> **Materials provided**

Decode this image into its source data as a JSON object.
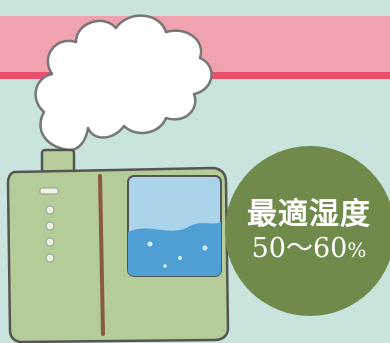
{
  "badge": {
    "title": "最適湿度",
    "value": "50〜60",
    "unit": "%"
  },
  "colors": {
    "background": "#c8e4dc",
    "band": "#f0a3ae",
    "band_line": "#e8506e",
    "humidifier_body": "#b4cc98",
    "water": "#4f9fd4",
    "badge": "#6f8a4a"
  },
  "icons": [
    "steam-cloud-icon",
    "humidifier-icon"
  ]
}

> **Problem description**
Print all entries exactly. The images do not belong in the copy.

> **Response to this exercise**
Decode this image into its source data as a JSON object.
{
  "badge": {
    "title": "最適湿度",
    "value": "50〜60",
    "unit": "%"
  },
  "colors": {
    "background": "#c8e4dc",
    "band": "#f0a3ae",
    "band_line": "#e8506e",
    "humidifier_body": "#b4cc98",
    "water": "#4f9fd4",
    "badge": "#6f8a4a"
  },
  "icons": [
    "steam-cloud-icon",
    "humidifier-icon"
  ]
}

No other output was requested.